Data items
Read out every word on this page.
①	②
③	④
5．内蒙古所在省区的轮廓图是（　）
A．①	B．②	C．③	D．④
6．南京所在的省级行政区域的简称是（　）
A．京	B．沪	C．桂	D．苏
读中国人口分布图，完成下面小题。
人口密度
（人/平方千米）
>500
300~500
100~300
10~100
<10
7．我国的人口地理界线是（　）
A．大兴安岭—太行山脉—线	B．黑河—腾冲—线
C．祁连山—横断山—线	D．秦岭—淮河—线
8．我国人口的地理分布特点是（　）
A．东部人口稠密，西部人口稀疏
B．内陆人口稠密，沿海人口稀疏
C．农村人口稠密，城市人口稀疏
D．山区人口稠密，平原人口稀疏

Written task: Extract all of the data shown above without alteration.

Result of this exercise:
Read out every word on this page.
①	②
③	④
5．内蒙古所在省区的轮廓图是（　）
A．①	B．②	C．③	D．④
6．南京所在的省级行政区域的简称是（　）
A．京	B．沪	C．桂	D．苏
读中国人口分布图，完成下面小题。
人口密度
（人/平方千米）
>500
300~500
100~300
10~100
<10
7．我国的人口地理界线是（　）
A．大兴安岭—太行山脉—线	B．黑河—腾冲—线
C．祁连山—横断山—线	D．秦岭—淮河—线
8．我国人口的地理分布特点是（　）
A．东部人口稠密，西部人口稀疏
B．内陆人口稠密，沿海人口稀疏
C．农村人口稠密，城市人口稀疏
D．山区人口稠密，平原人口稀疏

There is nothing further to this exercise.